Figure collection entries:
◇ ◇ ◇ ◇ ◇
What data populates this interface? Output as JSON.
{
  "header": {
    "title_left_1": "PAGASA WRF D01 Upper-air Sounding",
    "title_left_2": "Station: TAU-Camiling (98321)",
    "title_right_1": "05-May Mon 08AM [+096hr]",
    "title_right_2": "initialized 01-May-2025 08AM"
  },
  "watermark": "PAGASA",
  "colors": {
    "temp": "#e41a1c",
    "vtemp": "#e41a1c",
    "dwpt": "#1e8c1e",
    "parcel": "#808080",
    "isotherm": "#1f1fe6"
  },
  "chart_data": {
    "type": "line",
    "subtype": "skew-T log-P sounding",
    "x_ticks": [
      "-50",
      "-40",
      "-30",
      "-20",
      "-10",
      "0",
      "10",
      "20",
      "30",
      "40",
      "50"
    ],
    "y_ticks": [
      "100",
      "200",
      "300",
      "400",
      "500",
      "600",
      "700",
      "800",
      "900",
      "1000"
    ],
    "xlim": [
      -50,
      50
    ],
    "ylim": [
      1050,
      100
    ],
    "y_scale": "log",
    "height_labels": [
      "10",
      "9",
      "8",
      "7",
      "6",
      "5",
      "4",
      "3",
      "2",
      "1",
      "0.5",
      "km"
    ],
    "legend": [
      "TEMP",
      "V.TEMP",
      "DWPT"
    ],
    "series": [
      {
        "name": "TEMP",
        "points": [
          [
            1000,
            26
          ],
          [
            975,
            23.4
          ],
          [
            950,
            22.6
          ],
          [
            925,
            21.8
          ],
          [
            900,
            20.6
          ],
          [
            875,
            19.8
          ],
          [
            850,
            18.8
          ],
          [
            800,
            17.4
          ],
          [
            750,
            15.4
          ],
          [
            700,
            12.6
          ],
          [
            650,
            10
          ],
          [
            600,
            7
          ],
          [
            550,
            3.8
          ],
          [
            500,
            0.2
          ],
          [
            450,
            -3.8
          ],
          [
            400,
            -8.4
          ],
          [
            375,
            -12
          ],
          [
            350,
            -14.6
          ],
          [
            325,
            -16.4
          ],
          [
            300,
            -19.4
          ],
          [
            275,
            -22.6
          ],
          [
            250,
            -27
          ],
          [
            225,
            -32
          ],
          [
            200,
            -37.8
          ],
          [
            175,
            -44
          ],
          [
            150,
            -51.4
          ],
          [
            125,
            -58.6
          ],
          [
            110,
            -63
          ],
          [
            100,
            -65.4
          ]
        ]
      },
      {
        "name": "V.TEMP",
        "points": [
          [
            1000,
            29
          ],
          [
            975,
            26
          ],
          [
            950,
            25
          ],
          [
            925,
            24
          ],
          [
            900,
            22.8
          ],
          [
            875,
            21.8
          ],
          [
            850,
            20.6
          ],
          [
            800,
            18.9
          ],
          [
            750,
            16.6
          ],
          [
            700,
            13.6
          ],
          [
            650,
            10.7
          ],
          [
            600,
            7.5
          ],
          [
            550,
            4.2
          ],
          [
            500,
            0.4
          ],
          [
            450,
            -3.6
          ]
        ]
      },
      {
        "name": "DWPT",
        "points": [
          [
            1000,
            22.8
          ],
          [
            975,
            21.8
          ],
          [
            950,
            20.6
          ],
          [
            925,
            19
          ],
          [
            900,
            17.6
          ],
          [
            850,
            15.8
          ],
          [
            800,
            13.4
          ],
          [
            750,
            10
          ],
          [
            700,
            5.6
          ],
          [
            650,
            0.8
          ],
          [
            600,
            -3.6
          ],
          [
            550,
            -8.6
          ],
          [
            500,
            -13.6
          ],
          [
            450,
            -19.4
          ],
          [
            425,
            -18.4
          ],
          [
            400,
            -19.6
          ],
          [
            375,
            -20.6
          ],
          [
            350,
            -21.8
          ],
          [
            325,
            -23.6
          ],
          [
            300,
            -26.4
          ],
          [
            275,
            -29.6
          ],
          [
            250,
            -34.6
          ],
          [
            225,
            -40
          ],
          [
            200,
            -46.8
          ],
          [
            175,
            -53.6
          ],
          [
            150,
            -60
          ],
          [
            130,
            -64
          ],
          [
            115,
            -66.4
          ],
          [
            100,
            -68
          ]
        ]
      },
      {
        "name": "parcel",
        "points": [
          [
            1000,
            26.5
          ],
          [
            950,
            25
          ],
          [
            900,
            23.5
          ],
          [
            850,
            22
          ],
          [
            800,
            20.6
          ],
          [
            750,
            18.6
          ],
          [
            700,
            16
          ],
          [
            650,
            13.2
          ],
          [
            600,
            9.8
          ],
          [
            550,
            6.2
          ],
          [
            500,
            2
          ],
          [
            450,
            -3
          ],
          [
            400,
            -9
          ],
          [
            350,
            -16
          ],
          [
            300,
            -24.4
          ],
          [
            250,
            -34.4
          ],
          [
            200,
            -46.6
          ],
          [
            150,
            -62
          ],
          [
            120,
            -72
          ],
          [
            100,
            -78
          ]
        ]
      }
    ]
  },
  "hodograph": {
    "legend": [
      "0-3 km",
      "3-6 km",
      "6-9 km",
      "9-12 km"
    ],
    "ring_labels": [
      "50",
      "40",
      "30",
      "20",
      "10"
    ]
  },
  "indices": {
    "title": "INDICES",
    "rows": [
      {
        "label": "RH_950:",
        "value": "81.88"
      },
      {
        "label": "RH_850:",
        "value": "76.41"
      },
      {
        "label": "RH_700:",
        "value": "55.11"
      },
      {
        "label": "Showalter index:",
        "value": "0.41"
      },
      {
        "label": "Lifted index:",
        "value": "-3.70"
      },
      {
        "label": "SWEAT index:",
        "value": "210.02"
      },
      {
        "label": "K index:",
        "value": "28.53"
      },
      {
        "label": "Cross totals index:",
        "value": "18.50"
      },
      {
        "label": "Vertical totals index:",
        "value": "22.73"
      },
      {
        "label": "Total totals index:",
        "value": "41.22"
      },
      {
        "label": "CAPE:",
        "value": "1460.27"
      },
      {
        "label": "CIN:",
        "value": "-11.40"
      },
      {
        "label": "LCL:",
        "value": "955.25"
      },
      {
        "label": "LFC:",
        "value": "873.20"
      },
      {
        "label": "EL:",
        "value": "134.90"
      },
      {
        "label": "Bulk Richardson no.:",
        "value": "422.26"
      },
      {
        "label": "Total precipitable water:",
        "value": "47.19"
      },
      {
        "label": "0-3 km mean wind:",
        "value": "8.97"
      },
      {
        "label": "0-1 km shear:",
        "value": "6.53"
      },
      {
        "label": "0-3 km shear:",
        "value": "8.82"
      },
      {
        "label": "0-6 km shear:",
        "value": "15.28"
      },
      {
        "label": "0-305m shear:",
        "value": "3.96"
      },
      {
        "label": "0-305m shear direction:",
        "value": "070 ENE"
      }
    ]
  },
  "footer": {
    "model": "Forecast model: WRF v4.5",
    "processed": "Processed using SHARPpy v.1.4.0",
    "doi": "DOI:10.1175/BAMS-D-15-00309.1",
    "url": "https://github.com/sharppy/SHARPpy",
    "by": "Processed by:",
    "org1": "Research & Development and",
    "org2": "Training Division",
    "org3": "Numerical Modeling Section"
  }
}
◇ ◇ ◇ ◇ ◇
- Given instruction
Collect every line with the string "totals" from the records, and copy each.

- Task response
        "label": "Cross totals index:",
        "label": "Vertical totals index:",
        "label": "Total totals index:",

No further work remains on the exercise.